╭──

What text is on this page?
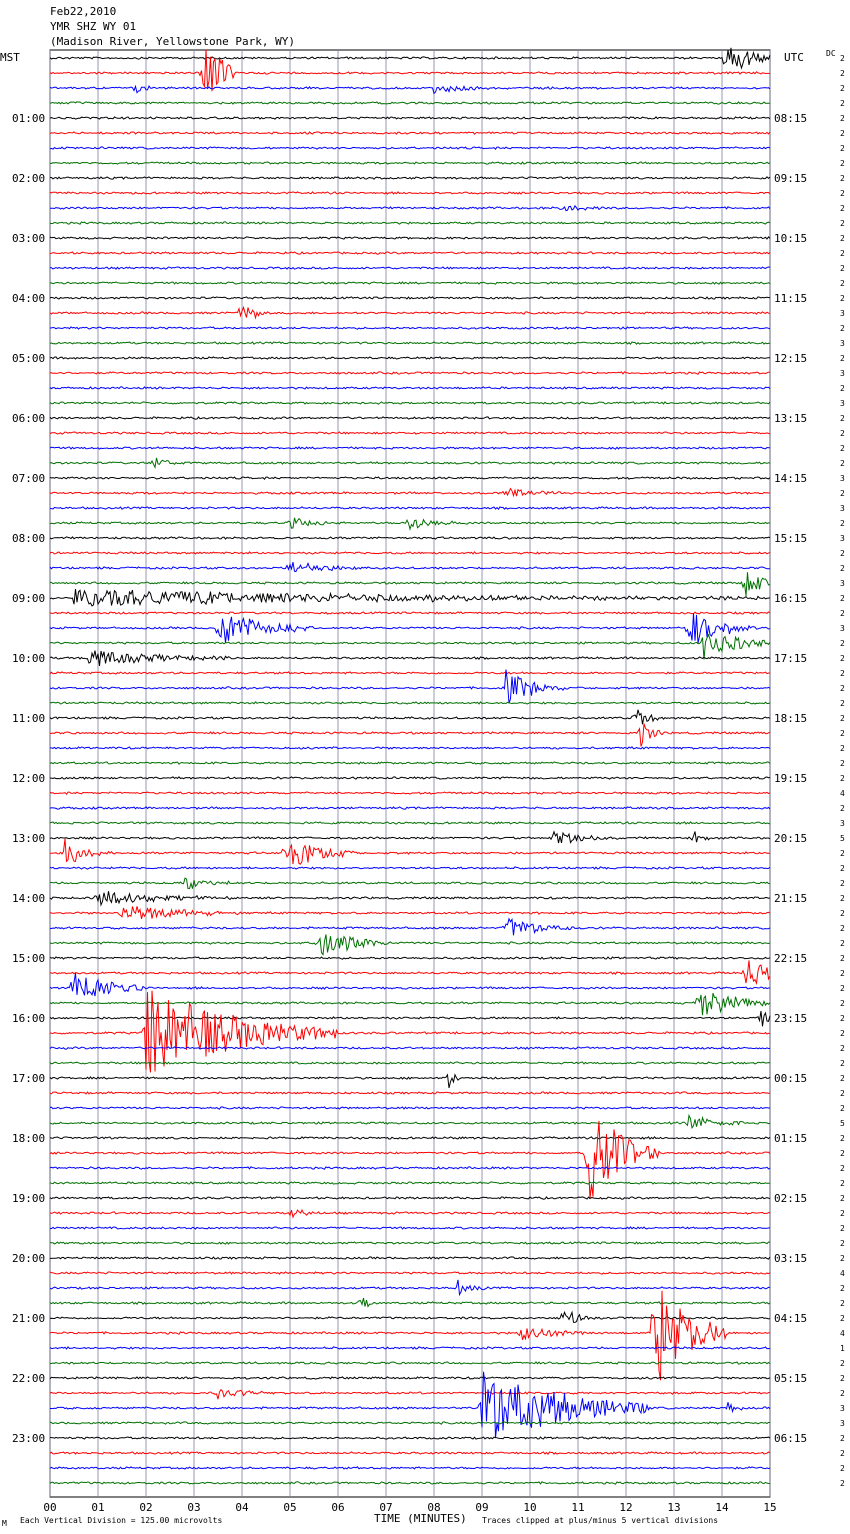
Feb22,2010
YMR SHZ WY 01
(Madison River, Yellowstone Park, WY)
01:00
02:00
03:00
04:00
05:00
06:00
07:00
08:00
09:00
10:00
11:00
12:00
13:00
14:00
15:00
16:00
17:00
18:00
19:00
20:00
21:00
22:00
23:00
08:15
09:15
10:15
11:15
12:15
13:15
14:15
15:15
16:15
17:15
18:15
19:15
20:15
21:15
22:15
23:15
00:15
01:15
02:15
03:15
04:15
05:15
06:15
2
2
2
2
2
2
2
2
2
2
2
2
2
2
2
2
2
3
2
3
2
3
2
3
2
2
2
2
3
2
3
2
3
2
2
3
2
2
3
2
2
2
2
2
2
2
2
2
2
4
2
3
5
2
2
2
2
2
2
2
2
2
2
2
2
2
2
2
2
2
2
5
2
2
2
2
2
2
2
2
2
4
2
2
2
4
1
2
2
2
3
3
2
2
2
2
00	01	02	03	04	05	06	07	08	09	10	11	12	13	14	15
MST	UTC	DC
TIME (MINUTES)
Each Vertical Division = 125.00 microvolts	Traces clipped at plus/minus 5 vertical divisions
M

╰──

*Problem to work on*:
Transcribe every line from the records above without alteration, and leave out the images.

*Exercise solution*:
What text is on this page?
Feb22,2010
YMR SHZ WY 01
(Madison River, Yellowstone Park, WY)
01:00
02:00
03:00
04:00
05:00
06:00
07:00
08:00
09:00
10:00
11:00
12:00
13:00
14:00
15:00
16:00
17:00
18:00
19:00
20:00
21:00
22:00
23:00
08:15
09:15
10:15
11:15
12:15
13:15
14:15
15:15
16:15
17:15
18:15
19:15
20:15
21:15
22:15
23:15
00:15
01:15
02:15
03:15
04:15
05:15
06:15
2
2
2
2
2
2
2
2
2
2
2
2
2
2
2
2
2
3
2
3
2
3
2
3
2
2
2
2
3
2
3
2
3
2
2
3
2
2
3
2
2
2
2
2
2
2
2
2
2
4
2
3
5
2
2
2
2
2
2
2
2
2
2
2
2
2
2
2
2
2
2
5
2
2
2
2
2
2
2
2
2
4
2
2
2
4
1
2
2
2
3
3
2
2
2
2
00	01	02	03	04	05	06	07	08	09	10	11	12	13	14	15
MST	UTC	DC
TIME (MINUTES)
Each Vertical Division = 125.00 microvolts	Traces clipped at plus/minus 5 vertical divisions
M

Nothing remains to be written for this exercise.